## WHAT IS REQUIRED
Each of the entries should be retyped precisely as it appears.

## RECORDED INFORMATION
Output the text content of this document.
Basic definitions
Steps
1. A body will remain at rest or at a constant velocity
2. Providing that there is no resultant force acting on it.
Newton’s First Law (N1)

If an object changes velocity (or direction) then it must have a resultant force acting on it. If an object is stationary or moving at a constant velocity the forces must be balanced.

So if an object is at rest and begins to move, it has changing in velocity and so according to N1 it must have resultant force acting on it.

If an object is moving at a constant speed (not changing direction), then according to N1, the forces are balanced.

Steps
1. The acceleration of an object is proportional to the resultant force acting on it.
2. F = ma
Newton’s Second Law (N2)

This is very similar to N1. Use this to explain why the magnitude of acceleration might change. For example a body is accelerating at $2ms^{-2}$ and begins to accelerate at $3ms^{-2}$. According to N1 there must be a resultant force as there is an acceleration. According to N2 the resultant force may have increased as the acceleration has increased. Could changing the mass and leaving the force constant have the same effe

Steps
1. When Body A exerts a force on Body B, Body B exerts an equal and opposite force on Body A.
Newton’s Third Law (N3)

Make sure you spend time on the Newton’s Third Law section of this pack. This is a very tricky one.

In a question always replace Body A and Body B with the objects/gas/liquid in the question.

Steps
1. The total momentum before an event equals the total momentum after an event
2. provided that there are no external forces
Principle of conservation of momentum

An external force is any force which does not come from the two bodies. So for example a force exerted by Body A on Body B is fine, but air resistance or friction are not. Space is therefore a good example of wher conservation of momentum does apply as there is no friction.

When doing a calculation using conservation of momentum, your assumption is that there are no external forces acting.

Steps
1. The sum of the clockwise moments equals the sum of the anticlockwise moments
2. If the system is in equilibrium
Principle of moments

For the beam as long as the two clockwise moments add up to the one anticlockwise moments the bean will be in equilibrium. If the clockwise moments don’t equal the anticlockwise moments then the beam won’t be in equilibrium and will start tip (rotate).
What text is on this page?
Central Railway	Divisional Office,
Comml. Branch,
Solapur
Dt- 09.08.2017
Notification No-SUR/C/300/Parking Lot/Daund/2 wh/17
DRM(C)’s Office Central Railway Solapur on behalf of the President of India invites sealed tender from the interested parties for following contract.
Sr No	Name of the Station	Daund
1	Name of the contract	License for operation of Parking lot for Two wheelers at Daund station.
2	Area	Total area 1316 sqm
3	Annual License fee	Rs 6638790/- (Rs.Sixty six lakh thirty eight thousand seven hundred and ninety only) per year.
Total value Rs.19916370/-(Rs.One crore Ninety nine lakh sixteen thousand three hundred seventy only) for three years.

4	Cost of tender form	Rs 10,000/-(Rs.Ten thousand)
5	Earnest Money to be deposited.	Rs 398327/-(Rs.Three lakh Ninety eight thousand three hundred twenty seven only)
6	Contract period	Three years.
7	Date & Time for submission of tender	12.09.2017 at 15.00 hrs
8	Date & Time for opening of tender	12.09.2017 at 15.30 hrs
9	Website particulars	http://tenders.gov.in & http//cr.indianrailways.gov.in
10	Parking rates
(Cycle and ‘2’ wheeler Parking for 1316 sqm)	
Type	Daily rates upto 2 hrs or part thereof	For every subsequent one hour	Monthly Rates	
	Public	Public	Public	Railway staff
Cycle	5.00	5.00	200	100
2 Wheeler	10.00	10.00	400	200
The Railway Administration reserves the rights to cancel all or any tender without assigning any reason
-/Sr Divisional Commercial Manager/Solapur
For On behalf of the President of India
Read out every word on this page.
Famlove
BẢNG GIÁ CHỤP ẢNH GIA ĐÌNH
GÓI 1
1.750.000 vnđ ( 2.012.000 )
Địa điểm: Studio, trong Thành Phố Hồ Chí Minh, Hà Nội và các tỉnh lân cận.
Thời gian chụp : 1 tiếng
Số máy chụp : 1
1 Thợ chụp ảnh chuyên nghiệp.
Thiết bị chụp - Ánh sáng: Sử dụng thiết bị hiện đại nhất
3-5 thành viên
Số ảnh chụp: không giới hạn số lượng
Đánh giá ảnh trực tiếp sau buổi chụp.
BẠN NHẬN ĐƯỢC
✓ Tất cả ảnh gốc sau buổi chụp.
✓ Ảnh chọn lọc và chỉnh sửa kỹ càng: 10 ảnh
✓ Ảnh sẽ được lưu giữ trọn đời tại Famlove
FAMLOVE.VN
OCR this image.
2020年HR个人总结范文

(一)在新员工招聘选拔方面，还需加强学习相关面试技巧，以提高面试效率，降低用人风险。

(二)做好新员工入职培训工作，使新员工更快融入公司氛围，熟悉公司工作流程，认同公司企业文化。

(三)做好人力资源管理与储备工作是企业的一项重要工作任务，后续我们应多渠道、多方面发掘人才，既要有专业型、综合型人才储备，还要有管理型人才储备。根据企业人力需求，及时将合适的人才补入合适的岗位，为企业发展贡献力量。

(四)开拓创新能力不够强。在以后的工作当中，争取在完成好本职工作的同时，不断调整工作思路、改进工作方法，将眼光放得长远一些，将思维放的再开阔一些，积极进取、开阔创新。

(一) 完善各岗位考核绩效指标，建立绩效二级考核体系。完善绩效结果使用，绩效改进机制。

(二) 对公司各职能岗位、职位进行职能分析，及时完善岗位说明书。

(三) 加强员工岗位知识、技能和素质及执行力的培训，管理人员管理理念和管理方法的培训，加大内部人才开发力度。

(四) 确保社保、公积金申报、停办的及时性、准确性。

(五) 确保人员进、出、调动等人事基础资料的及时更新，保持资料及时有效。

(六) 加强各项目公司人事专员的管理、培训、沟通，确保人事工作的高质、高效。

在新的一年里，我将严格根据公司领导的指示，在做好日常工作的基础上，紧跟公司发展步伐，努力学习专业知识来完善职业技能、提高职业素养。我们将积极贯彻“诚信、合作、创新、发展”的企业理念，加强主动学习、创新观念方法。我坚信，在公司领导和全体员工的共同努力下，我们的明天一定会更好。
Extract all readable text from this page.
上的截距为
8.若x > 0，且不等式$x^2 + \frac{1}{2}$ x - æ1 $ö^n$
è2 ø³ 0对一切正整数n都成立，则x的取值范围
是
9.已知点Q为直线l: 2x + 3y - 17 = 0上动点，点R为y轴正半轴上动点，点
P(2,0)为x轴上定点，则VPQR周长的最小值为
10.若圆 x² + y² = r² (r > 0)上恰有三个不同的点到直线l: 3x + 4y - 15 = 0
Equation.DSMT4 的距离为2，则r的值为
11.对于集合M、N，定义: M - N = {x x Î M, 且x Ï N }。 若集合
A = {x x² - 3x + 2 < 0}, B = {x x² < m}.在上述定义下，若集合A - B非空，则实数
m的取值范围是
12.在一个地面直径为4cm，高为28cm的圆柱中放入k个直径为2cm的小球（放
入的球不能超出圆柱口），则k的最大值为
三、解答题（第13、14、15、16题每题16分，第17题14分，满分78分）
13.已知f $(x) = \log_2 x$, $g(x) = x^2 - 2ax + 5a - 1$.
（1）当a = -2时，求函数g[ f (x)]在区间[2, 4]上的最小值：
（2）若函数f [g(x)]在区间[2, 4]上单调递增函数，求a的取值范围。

## EXERCISE SOLUTION
Output the text content of this document.
Basic definitions
Steps
1. A body will remain at rest or at a constant velocity
2. Providing that there is no resultant force acting on it.
Newton’s First Law (N1)

If an object changes velocity (or direction) then it must have a resultant force acting on it. If an object is stationary or moving at a constant velocity the forces must be balanced.

So if an object is at rest and begins to move, it has changing in velocity and so according to N1 it must have resultant force acting on it.

If an object is moving at a constant speed (not changing direction), then according to N1, the forces are balanced.

Steps
1. The acceleration of an object is proportional to the resultant force acting on it.
2. F = ma
Newton’s Second Law (N2)

This is very similar to N1. Use this to explain why the magnitude of acceleration might change. For example a body is accelerating at $2ms^{-2}$ and begins to accelerate at $3ms^{-2}$. According to N1 there must be a resultant force as there is an acceleration. According to N2 the resultant force may have increased as the acceleration has increased. Could changing the mass and leaving the force constant have the same effe

Steps
1. When Body A exerts a force on Body B, Body B exerts an equal and opposite force on Body A.
Newton’s Third Law (N3)

Make sure you spend time on the Newton’s Third Law section of this pack. This is a very tricky one.

In a question always replace Body A and Body B with the objects/gas/liquid in the question.

Steps
1. The total momentum before an event equals the total momentum after an event
2. provided that there are no external forces
Principle of conservation of momentum

An external force is any force which does not come from the two bodies. So for example a force exerted by Body A on Body B is fine, but air resistance or friction are not. Space is therefore a good example of wher conservation of momentum does apply as there is no friction.

When doing a calculation using conservation of momentum, your assumption is that there are no external forces acting.

Steps
1. The sum of the clockwise moments equals the sum of the anticlockwise moments
2. If the system is in equilibrium
Principle of moments

For the beam as long as the two clockwise moments add up to the one anticlockwise moments the bean will be in equilibrium. If the clockwise moments don’t equal the anticlockwise moments then the beam won’t be in equilibrium and will start tip (rotate).
What text is on this page?
Central Railway	Divisional Office,
Comml. Branch,
Solapur
Dt- 09.08.2017
Notification No-SUR/C/300/Parking Lot/Daund/2 wh/17
DRM(C)’s Office Central Railway Solapur on behalf of the President of India invites sealed tender from the interested parties for following contract.
Sr No	Name of the Station	Daund
1	Name of the contract	License for operation of Parking lot for Two wheelers at Daund station.
2	Area	Total area 1316 sqm
3	Annual License fee	Rs 6638790/- (Rs.Sixty six lakh thirty eight thousand seven hundred and ninety only) per year.
Total value Rs.19916370/-(Rs.One crore Ninety nine lakh sixteen thousand three hundred seventy only) for three years.

4	Cost of tender form	Rs 10,000/-(Rs.Ten thousand)
5	Earnest Money to be deposited.	Rs 398327/-(Rs.Three lakh Ninety eight thousand three hundred twenty seven only)
6	Contract period	Three years.
7	Date & Time for submission of tender	12.09.2017 at 15.00 hrs
8	Date & Time for opening of tender	12.09.2017 at 15.30 hrs
9	Website particulars	http://tenders.gov.in & http//cr.indianrailways.gov.in
10	Parking rates
(Cycle and ‘2’ wheeler Parking for 1316 sqm)	
Type	Daily rates upto 2 hrs or part thereof	For every subsequent one hour	Monthly Rates	
	Public	Public	Public	Railway staff
Cycle	5.00	5.00	200	100
2 Wheeler	10.00	10.00	400	200
The Railway Administration reserves the rights to cancel all or any tender without assigning any reason
-/Sr Divisional Commercial Manager/Solapur
For On behalf of the President of India
Read out every word on this page.
Famlove
BẢNG GIÁ CHỤP ẢNH GIA ĐÌNH
GÓI 1
1.750.000 vnđ ( 2.012.000 )
Địa điểm: Studio, trong Thành Phố Hồ Chí Minh, Hà Nội và các tỉnh lân cận.
Thời gian chụp : 1 tiếng
Số máy chụp : 1
1 Thợ chụp ảnh chuyên nghiệp.
Thiết bị chụp - Ánh sáng: Sử dụng thiết bị hiện đại nhất
3-5 thành viên
Số ảnh chụp: không giới hạn số lượng
Đánh giá ảnh trực tiếp sau buổi chụp.
BẠN NHẬN ĐƯỢC
✓ Tất cả ảnh gốc sau buổi chụp.
✓ Ảnh chọn lọc và chỉnh sửa kỹ càng: 10 ảnh
✓ Ảnh sẽ được lưu giữ trọn đời tại Famlove
FAMLOVE.VN
OCR this image.
2020年HR个人总结范文

(一)在新员工招聘选拔方面，还需加强学习相关面试技巧，以提高面试效率，降低用人风险。

(二)做好新员工入职培训工作，使新员工更快融入公司氛围，熟悉公司工作流程，认同公司企业文化。

(三)做好人力资源管理与储备工作是企业的一项重要工作任务，后续我们应多渠道、多方面发掘人才，既要有专业型、综合型人才储备，还要有管理型人才储备。根据企业人力需求，及时将合适的人才补入合适的岗位，为企业发展贡献力量。

(四)开拓创新能力不够强。在以后的工作当中，争取在完成好本职工作的同时，不断调整工作思路、改进工作方法，将眼光放得长远一些，将思维放的再开阔一些，积极进取、开阔创新。

(一) 完善各岗位考核绩效指标，建立绩效二级考核体系。完善绩效结果使用，绩效改进机制。

(二) 对公司各职能岗位、职位进行职能分析，及时完善岗位说明书。

(三) 加强员工岗位知识、技能和素质及执行力的培训，管理人员管理理念和管理方法的培训，加大内部人才开发力度。

(四) 确保社保、公积金申报、停办的及时性、准确性。

(五) 确保人员进、出、调动等人事基础资料的及时更新，保持资料及时有效。

(六) 加强各项目公司人事专员的管理、培训、沟通，确保人事工作的高质、高效。

在新的一年里，我将严格根据公司领导的指示，在做好日常工作的基础上，紧跟公司发展步伐，努力学习专业知识来完善职业技能、提高职业素养。我们将积极贯彻“诚信、合作、创新、发展”的企业理念，加强主动学习、创新观念方法。我坚信，在公司领导和全体员工的共同努力下，我们的明天一定会更好。
Extract all readable text from this page.
上的截距为
8.若x > 0，且不等式$x^2 + \frac{1}{2}$ x - æ1 $ö^n$
è2 ø³ 0对一切正整数n都成立，则x的取值范围
是
9.已知点Q为直线l: 2x + 3y - 17 = 0上动点，点R为y轴正半轴上动点，点
P(2,0)为x轴上定点，则VPQR周长的最小值为
10.若圆 x² + y² = r² (r > 0)上恰有三个不同的点到直线l: 3x + 4y - 15 = 0
Equation.DSMT4 的距离为2，则r的值为
11.对于集合M、N，定义: M - N = {x x Î M, 且x Ï N }。 若集合
A = {x x² - 3x + 2 < 0}, B = {x x² < m}.在上述定义下，若集合A - B非空，则实数
m的取值范围是
12.在一个地面直径为4cm，高为28cm的圆柱中放入k个直径为2cm的小球（放
入的球不能超出圆柱口），则k的最大值为
三、解答题（第13、14、15、16题每题16分，第17题14分，满分78分）
13.已知f $(x) = \log_2 x$, $g(x) = x^2 - 2ax + 5a - 1$.
（1）当a = -2时，求函数g[ f (x)]在区间[2, 4]上的最小值：
（2）若函数f [g(x)]在区间[2, 4]上单调递增函数，求a的取值范围。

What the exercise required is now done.